▶ To be done
Quote all entries exactly, leaving pictures aside.

---------------

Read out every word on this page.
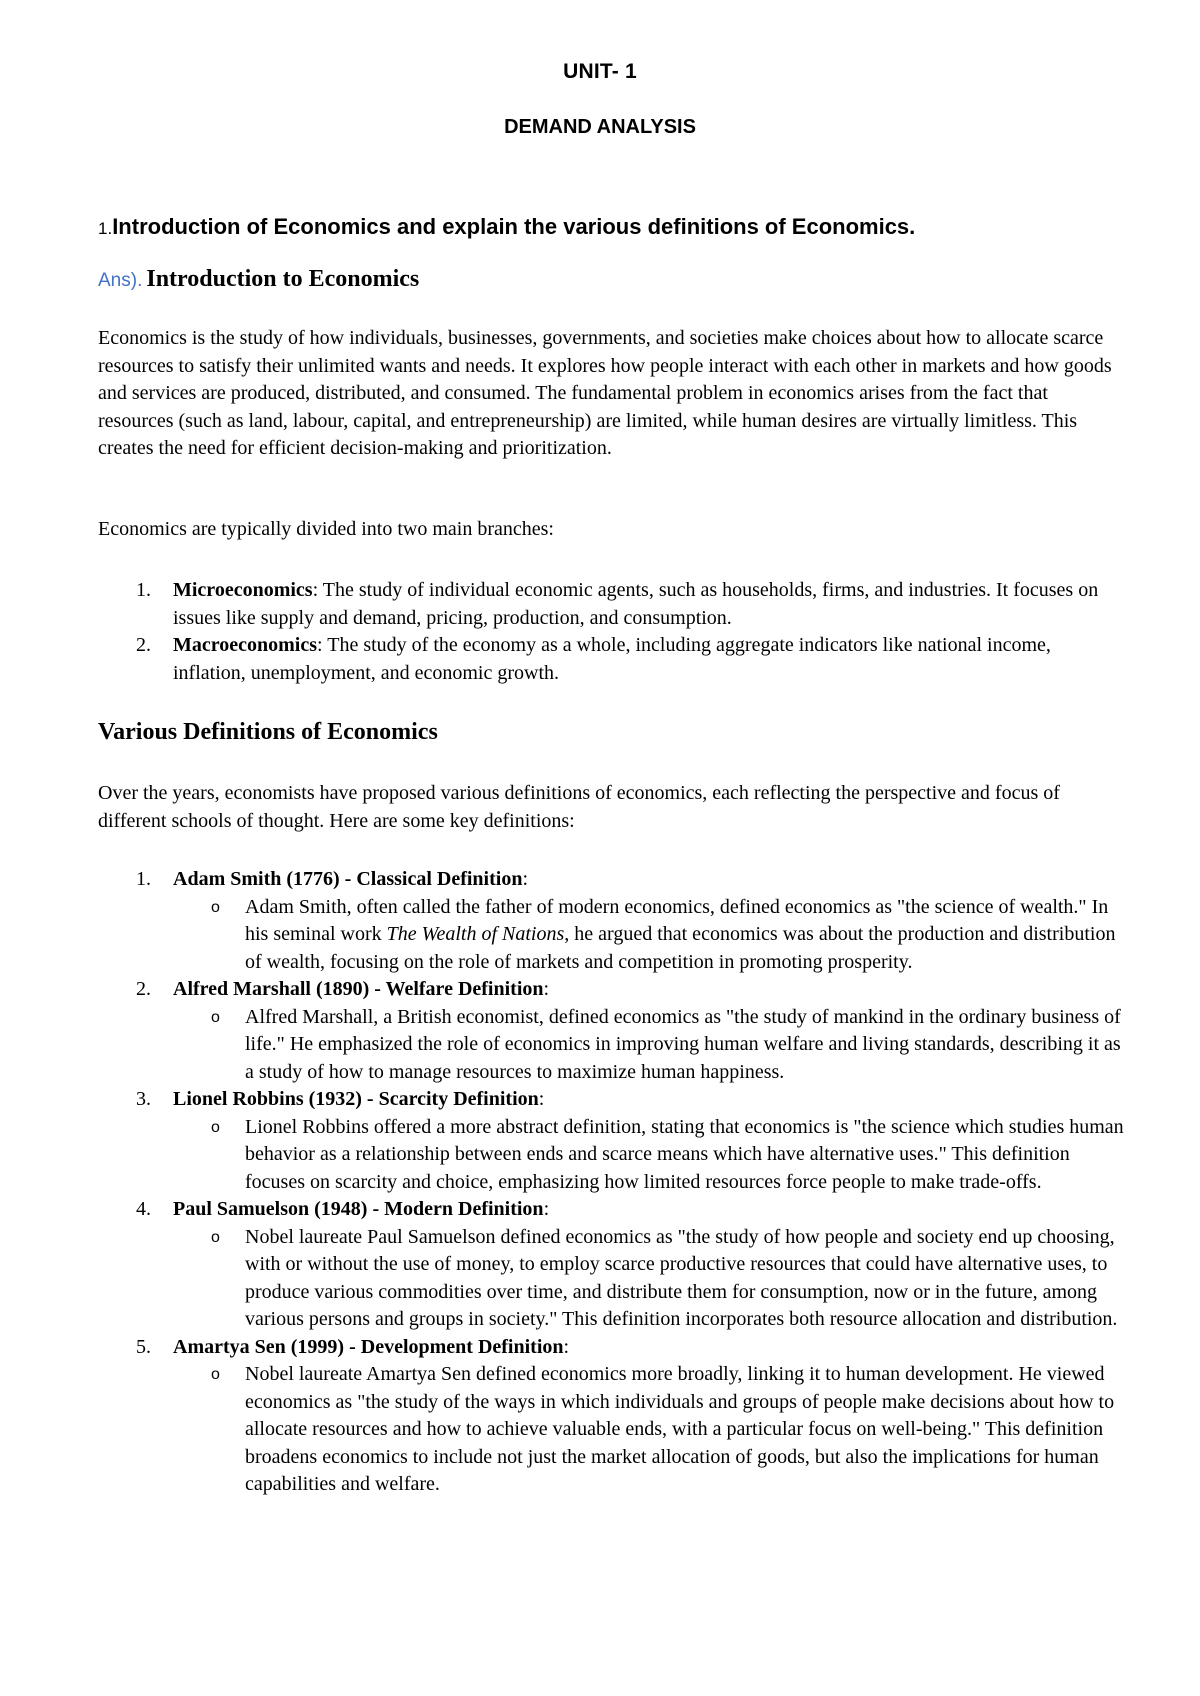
UNIT- 1
DEMAND ANALYSIS
1.Introduction of Economics and explain the various definitions of Economics.
Ans). Introduction to Economics
Economics is the study of how individuals, businesses, governments, and societies make choices about how to allocate scarce resources to satisfy their unlimited wants and needs. It explores how people interact with each other in markets and how goods and services are produced, distributed, and consumed. The fundamental problem in economics arises from the fact that resources (such as land, labour, capital, and entrepreneurship) are limited, while human desires are virtually limitless. This creates the need for efficient decision-making and prioritization.
Economics are typically divided into two main branches:
1. Microeconomics: The study of individual economic agents, such as households, firms, and industries. It focuses on issues like supply and demand, pricing, production, and consumption.
2. Macroeconomics: The study of the economy as a whole, including aggregate indicators like national income, inflation, unemployment, and economic growth.
Various Definitions of Economics
Over the years, economists have proposed various definitions of economics, each reflecting the perspective and focus of different schools of thought. Here are some key definitions:
1. Adam Smith (1776) - Classical Definition:
o Adam Smith, often called the father of modern economics, defined economics as "the science of wealth." In his seminal work The Wealth of Nations, he argued that economics was about the production and distribution of wealth, focusing on the role of markets and competition in promoting prosperity.
2. Alfred Marshall (1890) - Welfare Definition:
o Alfred Marshall, a British economist, defined economics as "the study of mankind in the ordinary business of life." He emphasized the role of economics in improving human welfare and living standards, describing it as a study of how to manage resources to maximize human happiness.
3. Lionel Robbins (1932) - Scarcity Definition:
o Lionel Robbins offered a more abstract definition, stating that economics is "the science which studies human behavior as a relationship between ends and scarce means which have alternative uses." This definition focuses on scarcity and choice, emphasizing how limited resources force people to make trade-offs.
4. Paul Samuelson (1948) - Modern Definition:
o Nobel laureate Paul Samuelson defined economics as "the study of how people and society end up choosing, with or without the use of money, to employ scarce productive resources that could have alternative uses, to produce various commodities over time, and distribute them for consumption, now or in the future, among various persons and groups in society." This definition incorporates both resource allocation and distribution.
5. Amartya Sen (1999) - Development Definition:
o Nobel laureate Amartya Sen defined economics more broadly, linking it to human development. He viewed economics as "the study of the ways in which individuals and groups of people make decisions about how to allocate resources and how to achieve valuable ends, with a particular focus on well-being." This definition broadens economics to include not just the market allocation of goods, but also the implications for human capabilities and welfare.
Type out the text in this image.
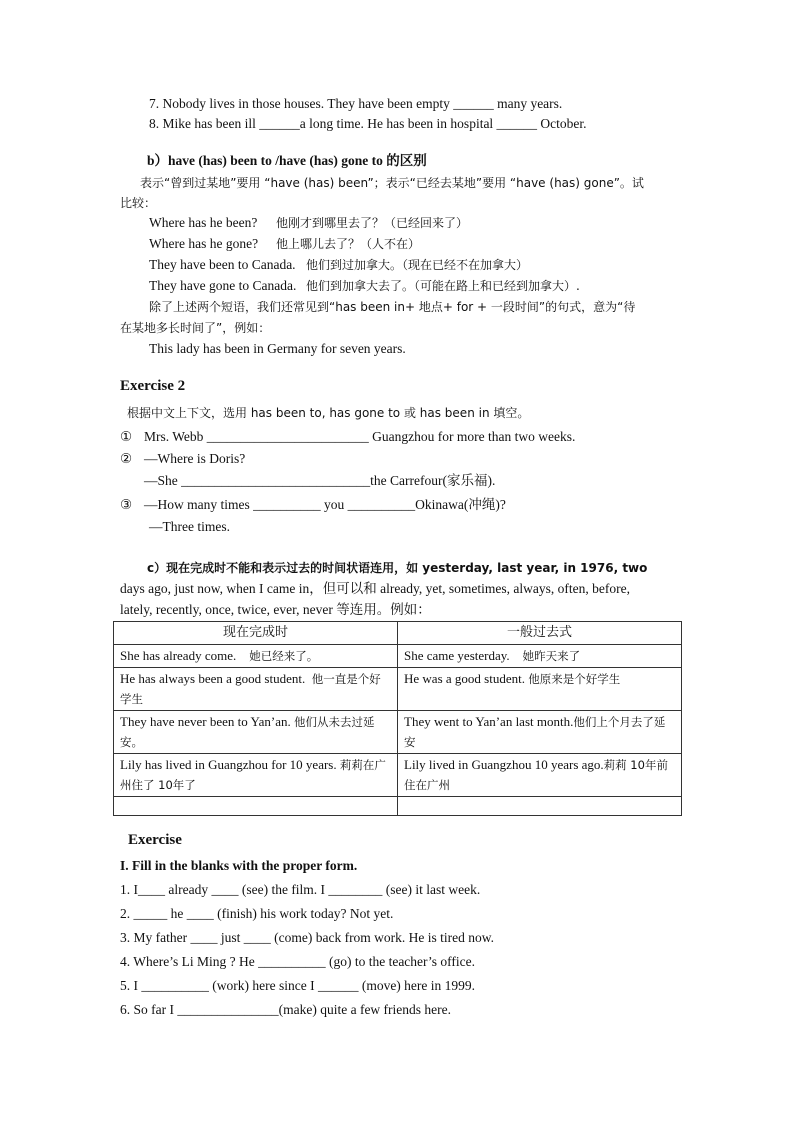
7. Nobody lives in those houses. They have been empty ______ many years.
8. Mike has been ill ______a long time. He has been in hospital ______ October.
b）have (has) been to /have (has) gone to 的区别
表示“曾到过某地”要用 “have (has) been”；表示“已经去某地”要用 “have (has) gone”。试
比较：
Where has he been? 他刚才到哪里去了？（已经回来了）
Where has he gone? 他上哪儿去了？（人不在）
They have been to Canada. 他们到过加拿大。（现在已经不在加拿大）
They have gone to Canada. 他们到加拿大去了。（可能在路上和已经到加拿大）.
除了上述两个短语，我们还常见到“has been in+ 地点+ for + 一段时间”的句式，意为“待
在某地多长时间了”，例如：
This lady has been in Germany for seven years.
Exercise 2
根据中文上下文，选用 has been to, has gone to 或 has been in 填空。
① Mrs. Webb ________________________ Guangzhou for more than two weeks.
② —Where is Doris?
—She ____________________________the Carrefour(家乐福).
③ —How many times __________ you __________Okinawa(冲绳)?
—Three times.
c）现在完成时不能和表示过去的时间状语连用，如 yesterday, last year, in 1976, two
days ago, just now, when I came in，但可以和 already, yet, sometimes, always, often, before,
lately, recently, once, twice, ever, never 等连用。例如：
现在完成时	一般过去式
She has already come. 她已经来了。	She came yesterday. 她昨天来了
He has always been a good student. 他一直是个好学生	He was a good student. 他原来是个好学生
They have never been to Yan’an. 他们从未去过延安。	They went to Yan’an last month.他们上个月去了延安
Lily has lived in Guangzhou for 10 years. 莉莉在广州住了 10年了	Lily lived in Guangzhou 10 years ago.莉莉 10年前住在广州

Exercise
I. Fill in the blanks with the proper form.
1. I____ already ____ (see) the film. I ________ (see) it last week.
2. _____ he ____ (finish) his work today? Not yet.
3. My father ____ just ____ (come) back from work. He is tired now.
4. Where’s Li Ming ? He __________ (go) to the teacher’s office.
5. I __________ (work) here since I ______ (move) here in 1999.
6. So far I _______________(make) quite a few friends here.
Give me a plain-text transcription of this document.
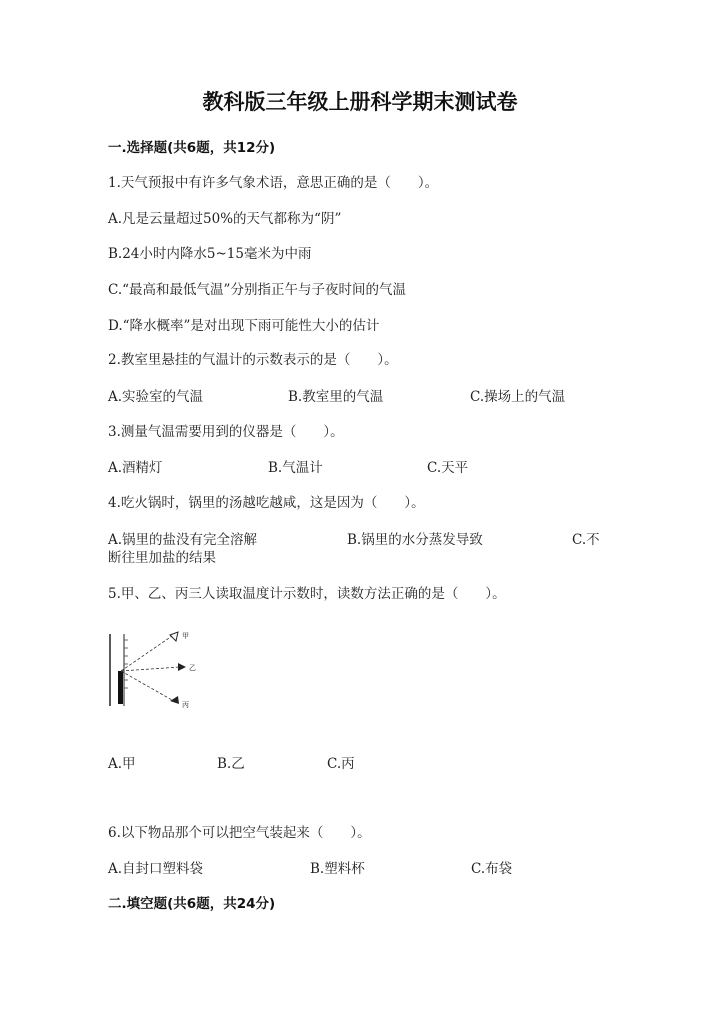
教科版三年级上册科学期末测试卷
一.选择题(共6题，共12分)
1.天气预报中有许多气象术语，意思正确的是（　　）。
A.凡是云量超过50%的天气都称为“阴”
B.24小时内降水5~15毫米为中雨
C.“最高和最低气温”分别指正午与子夜时间的气温
D.“降水概率”是对出现下雨可能性大小的估计
2.教室里悬挂的气温计的示数表示的是（　　）。
A.实验室的气温	B.教室里的气温	C.操场上的气温
3.测量气温需要用到的仪器是（　　）。
A.酒精灯	B.气温计	C.天平
4.吃火锅时，锅里的汤越吃越咸，这是因为（　　）。
A.锅里的盐没有完全溶解	B.锅里的水分蒸发导致	C.不
断往里加盐的结果
5.甲、乙、丙三人读取温度计示数时，读数方法正确的是（　　）。
甲
乙
丙
A.甲	B.乙	C.丙
6.以下物品那个可以把空气装起来（　　）。
A.自封口塑料袋	B.塑料杯	C.布袋
二.填空题(共6题，共24分)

---------------

▶ Final result
Read out every word on this page.
UNIT- 1
DEMAND ANALYSIS
1.Introduction of Economics and explain the various definitions of Economics.
Ans). Introduction to Economics
Economics is the study of how individuals, businesses, governments, and societies make choices about how to allocate scarce resources to satisfy their unlimited wants and needs. It explores how people interact with each other in markets and how goods and services are produced, distributed, and consumed. The fundamental problem in economics arises from the fact that resources (such as land, labour, capital, and entrepreneurship) are limited, while human desires are virtually limitless. This creates the need for efficient decision-making and prioritization.
Economics are typically divided into two main branches:
1. Microeconomics: The study of individual economic agents, such as households, firms, and industries. It focuses on issues like supply and demand, pricing, production, and consumption.
2. Macroeconomics: The study of the economy as a whole, including aggregate indicators like national income, inflation, unemployment, and economic growth.
Various Definitions of Economics
Over the years, economists have proposed various definitions of economics, each reflecting the perspective and focus of different schools of thought. Here are some key definitions:
1. Adam Smith (1776) - Classical Definition:
o Adam Smith, often called the father of modern economics, defined economics as "the science of wealth." In his seminal work The Wealth of Nations, he argued that economics was about the production and distribution of wealth, focusing on the role of markets and competition in promoting prosperity.
2. Alfred Marshall (1890) - Welfare Definition:
o Alfred Marshall, a British economist, defined economics as "the study of mankind in the ordinary business of life." He emphasized the role of economics in improving human welfare and living standards, describing it as a study of how to manage resources to maximize human happiness.
3. Lionel Robbins (1932) - Scarcity Definition:
o Lionel Robbins offered a more abstract definition, stating that economics is "the science which studies human behavior as a relationship between ends and scarce means which have alternative uses." This definition focuses on scarcity and choice, emphasizing how limited resources force people to make trade-offs.
4. Paul Samuelson (1948) - Modern Definition:
o Nobel laureate Paul Samuelson defined economics as "the study of how people and society end up choosing, with or without the use of money, to employ scarce productive resources that could have alternative uses, to produce various commodities over time, and distribute them for consumption, now or in the future, among various persons and groups in society." This definition incorporates both resource allocation and distribution.
5. Amartya Sen (1999) - Development Definition:
o Nobel laureate Amartya Sen defined economics more broadly, linking it to human development. He viewed economics as "the study of the ways in which individuals and groups of people make decisions about how to allocate resources and how to achieve valuable ends, with a particular focus on well-being." This definition broadens economics to include not just the market allocation of goods, but also the implications for human capabilities and welfare.
Type out the text in this image.
7. Nobody lives in those houses. They have been empty ______ many years.
8. Mike has been ill ______a long time. He has been in hospital ______ October.
b）have (has) been to /have (has) gone to 的区别
表示“曾到过某地”要用 “have (has) been”；表示“已经去某地”要用 “have (has) gone”。试
比较：
Where has he been? 他刚才到哪里去了？（已经回来了）
Where has he gone? 他上哪儿去了？（人不在）
They have been to Canada. 他们到过加拿大。（现在已经不在加拿大）
They have gone to Canada. 他们到加拿大去了。（可能在路上和已经到加拿大）.
除了上述两个短语，我们还常见到“has been in+ 地点+ for + 一段时间”的句式，意为“待
在某地多长时间了”，例如：
This lady has been in Germany for seven years.
Exercise 2
根据中文上下文，选用 has been to, has gone to 或 has been in 填空。
① Mrs. Webb ________________________ Guangzhou for more than two weeks.
② —Where is Doris?
—She ____________________________the Carrefour(家乐福).
③ —How many times __________ you __________Okinawa(冲绳)?
—Three times.
c）现在完成时不能和表示过去的时间状语连用，如 yesterday, last year, in 1976, two
days ago, just now, when I came in，但可以和 already, yet, sometimes, always, often, before,
lately, recently, once, twice, ever, never 等连用。例如：
现在完成时	一般过去式
She has already come. 她已经来了。	She came yesterday. 她昨天来了
He has always been a good student. 他一直是个好学生	He was a good student. 他原来是个好学生
They have never been to Yan’an. 他们从未去过延安。	They went to Yan’an last month.他们上个月去了延安
Lily has lived in Guangzhou for 10 years. 莉莉在广州住了 10年了	Lily lived in Guangzhou 10 years ago.莉莉 10年前住在广州

Exercise
I. Fill in the blanks with the proper form.
1. I____ already ____ (see) the film. I ________ (see) it last week.
2. _____ he ____ (finish) his work today? Not yet.
3. My father ____ just ____ (come) back from work. He is tired now.
4. Where’s Li Ming ? He __________ (go) to the teacher’s office.
5. I __________ (work) here since I ______ (move) here in 1999.
6. So far I _______________(make) quite a few friends here.
Give me a plain-text transcription of this document.
教科版三年级上册科学期末测试卷
一.选择题(共6题，共12分)
1.天气预报中有许多气象术语，意思正确的是（　　）。
A.凡是云量超过50%的天气都称为“阴”
B.24小时内降水5~15毫米为中雨
C.“最高和最低气温”分别指正午与子夜时间的气温
D.“降水概率”是对出现下雨可能性大小的估计
2.教室里悬挂的气温计的示数表示的是（　　）。
A.实验室的气温	B.教室里的气温	C.操场上的气温
3.测量气温需要用到的仪器是（　　）。
A.酒精灯	B.气温计	C.天平
4.吃火锅时，锅里的汤越吃越咸，这是因为（　　）。
A.锅里的盐没有完全溶解	B.锅里的水分蒸发导致	C.不
断往里加盐的结果
5.甲、乙、丙三人读取温度计示数时，读数方法正确的是（　　）。
甲
乙
丙
A.甲	B.乙	C.丙
6.以下物品那个可以把空气装起来（　　）。
A.自封口塑料袋	B.塑料杯	C.布袋
二.填空题(共6题，共24分)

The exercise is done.